Task description: Please reproduce every record, keeping each one exactly as written.
-.-.-
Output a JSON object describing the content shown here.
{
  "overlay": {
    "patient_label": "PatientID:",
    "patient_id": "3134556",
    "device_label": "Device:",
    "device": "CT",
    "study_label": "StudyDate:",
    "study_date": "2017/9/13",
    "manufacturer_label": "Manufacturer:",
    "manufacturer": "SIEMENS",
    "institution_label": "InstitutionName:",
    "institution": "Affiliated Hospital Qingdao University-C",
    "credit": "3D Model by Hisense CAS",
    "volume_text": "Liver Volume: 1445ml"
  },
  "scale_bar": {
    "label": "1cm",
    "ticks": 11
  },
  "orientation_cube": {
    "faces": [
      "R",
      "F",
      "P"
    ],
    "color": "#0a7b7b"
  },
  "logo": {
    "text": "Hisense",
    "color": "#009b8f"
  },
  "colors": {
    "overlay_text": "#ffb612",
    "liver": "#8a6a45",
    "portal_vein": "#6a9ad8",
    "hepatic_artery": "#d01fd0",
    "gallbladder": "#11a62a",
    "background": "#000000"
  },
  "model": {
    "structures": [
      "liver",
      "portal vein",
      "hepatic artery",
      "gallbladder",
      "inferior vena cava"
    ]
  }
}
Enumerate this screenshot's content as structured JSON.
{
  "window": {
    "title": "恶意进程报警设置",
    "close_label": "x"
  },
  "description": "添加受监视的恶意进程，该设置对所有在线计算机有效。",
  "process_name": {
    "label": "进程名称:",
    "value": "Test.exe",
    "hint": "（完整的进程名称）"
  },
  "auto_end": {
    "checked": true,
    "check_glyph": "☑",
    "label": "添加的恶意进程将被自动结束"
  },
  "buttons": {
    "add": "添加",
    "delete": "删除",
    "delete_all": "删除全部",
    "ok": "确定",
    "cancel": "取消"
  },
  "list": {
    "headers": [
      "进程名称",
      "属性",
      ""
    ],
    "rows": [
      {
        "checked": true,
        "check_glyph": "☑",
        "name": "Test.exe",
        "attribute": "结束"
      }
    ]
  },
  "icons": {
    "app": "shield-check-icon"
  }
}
-.-.-
Reply to the exercise:
Output a JSON object describing the content shown here.
{
  "overlay": {
    "patient_label": "PatientID:",
    "patient_id": "3134556",
    "device_label": "Device:",
    "device": "CT",
    "study_label": "StudyDate:",
    "study_date": "2017/9/13",
    "manufacturer_label": "Manufacturer:",
    "manufacturer": "SIEMENS",
    "institution_label": "InstitutionName:",
    "institution": "Affiliated Hospital Qingdao University-C",
    "credit": "3D Model by Hisense CAS",
    "volume_text": "Liver Volume: 1445ml"
  },
  "scale_bar": {
    "label": "1cm",
    "ticks": 11
  },
  "orientation_cube": {
    "faces": [
      "R",
      "F",
      "P"
    ],
    "color": "#0a7b7b"
  },
  "logo": {
    "text": "Hisense",
    "color": "#009b8f"
  },
  "colors": {
    "overlay_text": "#ffb612",
    "liver": "#8a6a45",
    "portal_vein": "#6a9ad8",
    "hepatic_artery": "#d01fd0",
    "gallbladder": "#11a62a",
    "background": "#000000"
  },
  "model": {
    "structures": [
      "liver",
      "portal vein",
      "hepatic artery",
      "gallbladder",
      "inferior vena cava"
    ]
  }
}
Enumerate this screenshot's content as structured JSON.
{
  "window": {
    "title": "恶意进程报警设置",
    "close_label": "x"
  },
  "description": "添加受监视的恶意进程，该设置对所有在线计算机有效。",
  "process_name": {
    "label": "进程名称:",
    "value": "Test.exe",
    "hint": "（完整的进程名称）"
  },
  "auto_end": {
    "checked": true,
    "check_glyph": "☑",
    "label": "添加的恶意进程将被自动结束"
  },
  "buttons": {
    "add": "添加",
    "delete": "删除",
    "delete_all": "删除全部",
    "ok": "确定",
    "cancel": "取消"
  },
  "list": {
    "headers": [
      "进程名称",
      "属性",
      ""
    ],
    "rows": [
      {
        "checked": true,
        "check_glyph": "☑",
        "name": "Test.exe",
        "attribute": "结束"
      }
    ]
  },
  "icons": {
    "app": "shield-check-icon"
  }
}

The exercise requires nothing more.